• Dataset listings of figures:
★ ★ ★ ★ ★ ★ ★
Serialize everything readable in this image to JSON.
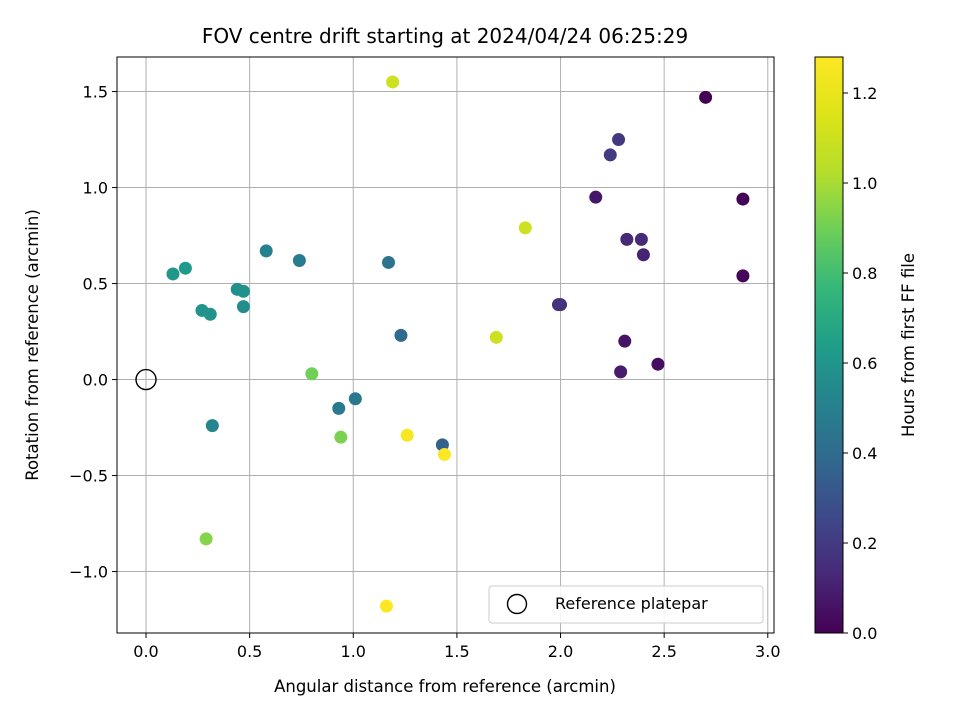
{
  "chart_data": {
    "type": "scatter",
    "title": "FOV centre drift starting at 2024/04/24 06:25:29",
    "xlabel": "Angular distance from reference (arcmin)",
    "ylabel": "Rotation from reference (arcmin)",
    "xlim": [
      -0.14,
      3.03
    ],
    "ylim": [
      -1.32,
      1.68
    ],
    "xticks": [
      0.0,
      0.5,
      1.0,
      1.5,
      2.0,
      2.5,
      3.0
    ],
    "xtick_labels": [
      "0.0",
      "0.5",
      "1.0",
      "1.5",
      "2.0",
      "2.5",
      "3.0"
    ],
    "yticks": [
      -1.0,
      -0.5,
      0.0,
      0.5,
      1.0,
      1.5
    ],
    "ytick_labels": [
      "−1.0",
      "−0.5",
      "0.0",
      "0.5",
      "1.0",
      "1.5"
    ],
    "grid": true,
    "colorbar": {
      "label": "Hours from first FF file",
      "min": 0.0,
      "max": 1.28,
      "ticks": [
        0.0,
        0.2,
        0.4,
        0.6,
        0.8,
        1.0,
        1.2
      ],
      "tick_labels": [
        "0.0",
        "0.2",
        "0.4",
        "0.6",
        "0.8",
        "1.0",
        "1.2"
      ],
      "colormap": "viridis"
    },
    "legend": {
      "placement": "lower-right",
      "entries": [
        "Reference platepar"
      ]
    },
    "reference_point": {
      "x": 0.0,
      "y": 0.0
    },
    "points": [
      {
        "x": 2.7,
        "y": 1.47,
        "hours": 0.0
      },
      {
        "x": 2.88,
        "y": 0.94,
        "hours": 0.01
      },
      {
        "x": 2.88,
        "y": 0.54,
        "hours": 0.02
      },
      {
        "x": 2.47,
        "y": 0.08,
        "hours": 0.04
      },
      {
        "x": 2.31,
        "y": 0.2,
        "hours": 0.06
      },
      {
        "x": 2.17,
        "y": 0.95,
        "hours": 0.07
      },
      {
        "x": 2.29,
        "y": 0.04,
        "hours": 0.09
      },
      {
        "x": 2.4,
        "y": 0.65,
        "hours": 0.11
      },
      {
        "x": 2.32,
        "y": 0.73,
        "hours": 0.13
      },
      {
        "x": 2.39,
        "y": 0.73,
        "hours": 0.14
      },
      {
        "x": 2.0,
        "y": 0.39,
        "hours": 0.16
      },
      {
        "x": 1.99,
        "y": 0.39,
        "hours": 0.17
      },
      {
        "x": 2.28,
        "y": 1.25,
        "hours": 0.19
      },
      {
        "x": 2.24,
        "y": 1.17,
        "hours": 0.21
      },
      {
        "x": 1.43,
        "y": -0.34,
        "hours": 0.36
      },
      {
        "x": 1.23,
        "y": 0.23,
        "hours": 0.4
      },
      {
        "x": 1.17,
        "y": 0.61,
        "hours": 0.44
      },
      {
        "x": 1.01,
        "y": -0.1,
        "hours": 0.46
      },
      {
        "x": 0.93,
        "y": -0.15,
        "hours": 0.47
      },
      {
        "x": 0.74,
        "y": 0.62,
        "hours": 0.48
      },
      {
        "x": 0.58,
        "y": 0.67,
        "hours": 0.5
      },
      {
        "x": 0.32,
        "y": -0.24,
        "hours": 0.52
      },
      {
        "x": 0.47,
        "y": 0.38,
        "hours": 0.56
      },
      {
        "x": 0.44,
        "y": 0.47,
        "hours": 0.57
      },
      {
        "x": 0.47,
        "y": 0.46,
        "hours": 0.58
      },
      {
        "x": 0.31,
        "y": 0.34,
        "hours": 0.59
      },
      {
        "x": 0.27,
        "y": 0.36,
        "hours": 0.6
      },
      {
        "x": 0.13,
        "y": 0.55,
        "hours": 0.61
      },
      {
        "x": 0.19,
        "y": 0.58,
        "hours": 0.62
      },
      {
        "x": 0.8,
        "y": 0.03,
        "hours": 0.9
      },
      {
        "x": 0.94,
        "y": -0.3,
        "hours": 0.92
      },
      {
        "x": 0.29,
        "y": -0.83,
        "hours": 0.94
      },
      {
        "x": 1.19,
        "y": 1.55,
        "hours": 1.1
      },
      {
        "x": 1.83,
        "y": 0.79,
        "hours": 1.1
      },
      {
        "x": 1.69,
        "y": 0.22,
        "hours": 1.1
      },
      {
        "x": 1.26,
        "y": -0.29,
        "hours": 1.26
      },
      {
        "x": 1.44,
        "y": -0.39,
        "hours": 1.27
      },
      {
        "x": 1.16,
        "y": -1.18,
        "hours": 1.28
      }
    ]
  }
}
★ ★ ★ ★ ★ ★ ★
• TASK DIRECTIONS: Pictures are excluded; output everything else in the data verbatim.

• TASK OUTPUT:
Serialize everything readable in this image to JSON.
{
  "chart_data": {
    "type": "scatter",
    "title": "FOV centre drift starting at 2024/04/24 06:25:29",
    "xlabel": "Angular distance from reference (arcmin)",
    "ylabel": "Rotation from reference (arcmin)",
    "xlim": [
      -0.14,
      3.03
    ],
    "ylim": [
      -1.32,
      1.68
    ],
    "xticks": [
      0.0,
      0.5,
      1.0,
      1.5,
      2.0,
      2.5,
      3.0
    ],
    "xtick_labels": [
      "0.0",
      "0.5",
      "1.0",
      "1.5",
      "2.0",
      "2.5",
      "3.0"
    ],
    "yticks": [
      -1.0,
      -0.5,
      0.0,
      0.5,
      1.0,
      1.5
    ],
    "ytick_labels": [
      "−1.0",
      "−0.5",
      "0.0",
      "0.5",
      "1.0",
      "1.5"
    ],
    "grid": true,
    "colorbar": {
      "label": "Hours from first FF file",
      "min": 0.0,
      "max": 1.28,
      "ticks": [
        0.0,
        0.2,
        0.4,
        0.6,
        0.8,
        1.0,
        1.2
      ],
      "tick_labels": [
        "0.0",
        "0.2",
        "0.4",
        "0.6",
        "0.8",
        "1.0",
        "1.2"
      ],
      "colormap": "viridis"
    },
    "legend": {
      "placement": "lower-right",
      "entries": [
        "Reference platepar"
      ]
    },
    "reference_point": {
      "x": 0.0,
      "y": 0.0
    },
    "points": [
      {
        "x": 2.7,
        "y": 1.47,
        "hours": 0.0
      },
      {
        "x": 2.88,
        "y": 0.94,
        "hours": 0.01
      },
      {
        "x": 2.88,
        "y": 0.54,
        "hours": 0.02
      },
      {
        "x": 2.47,
        "y": 0.08,
        "hours": 0.04
      },
      {
        "x": 2.31,
        "y": 0.2,
        "hours": 0.06
      },
      {
        "x": 2.17,
        "y": 0.95,
        "hours": 0.07
      },
      {
        "x": 2.29,
        "y": 0.04,
        "hours": 0.09
      },
      {
        "x": 2.4,
        "y": 0.65,
        "hours": 0.11
      },
      {
        "x": 2.32,
        "y": 0.73,
        "hours": 0.13
      },
      {
        "x": 2.39,
        "y": 0.73,
        "hours": 0.14
      },
      {
        "x": 2.0,
        "y": 0.39,
        "hours": 0.16
      },
      {
        "x": 1.99,
        "y": 0.39,
        "hours": 0.17
      },
      {
        "x": 2.28,
        "y": 1.25,
        "hours": 0.19
      },
      {
        "x": 2.24,
        "y": 1.17,
        "hours": 0.21
      },
      {
        "x": 1.43,
        "y": -0.34,
        "hours": 0.36
      },
      {
        "x": 1.23,
        "y": 0.23,
        "hours": 0.4
      },
      {
        "x": 1.17,
        "y": 0.61,
        "hours": 0.44
      },
      {
        "x": 1.01,
        "y": -0.1,
        "hours": 0.46
      },
      {
        "x": 0.93,
        "y": -0.15,
        "hours": 0.47
      },
      {
        "x": 0.74,
        "y": 0.62,
        "hours": 0.48
      },
      {
        "x": 0.58,
        "y": 0.67,
        "hours": 0.5
      },
      {
        "x": 0.32,
        "y": -0.24,
        "hours": 0.52
      },
      {
        "x": 0.47,
        "y": 0.38,
        "hours": 0.56
      },
      {
        "x": 0.44,
        "y": 0.47,
        "hours": 0.57
      },
      {
        "x": 0.47,
        "y": 0.46,
        "hours": 0.58
      },
      {
        "x": 0.31,
        "y": 0.34,
        "hours": 0.59
      },
      {
        "x": 0.27,
        "y": 0.36,
        "hours": 0.6
      },
      {
        "x": 0.13,
        "y": 0.55,
        "hours": 0.61
      },
      {
        "x": 0.19,
        "y": 0.58,
        "hours": 0.62
      },
      {
        "x": 0.8,
        "y": 0.03,
        "hours": 0.9
      },
      {
        "x": 0.94,
        "y": -0.3,
        "hours": 0.92
      },
      {
        "x": 0.29,
        "y": -0.83,
        "hours": 0.94
      },
      {
        "x": 1.19,
        "y": 1.55,
        "hours": 1.1
      },
      {
        "x": 1.83,
        "y": 0.79,
        "hours": 1.1
      },
      {
        "x": 1.69,
        "y": 0.22,
        "hours": 1.1
      },
      {
        "x": 1.26,
        "y": -0.29,
        "hours": 1.26
      },
      {
        "x": 1.44,
        "y": -0.39,
        "hours": 1.27
      },
      {
        "x": 1.16,
        "y": -1.18,
        "hours": 1.28
      }
    ]
  }
}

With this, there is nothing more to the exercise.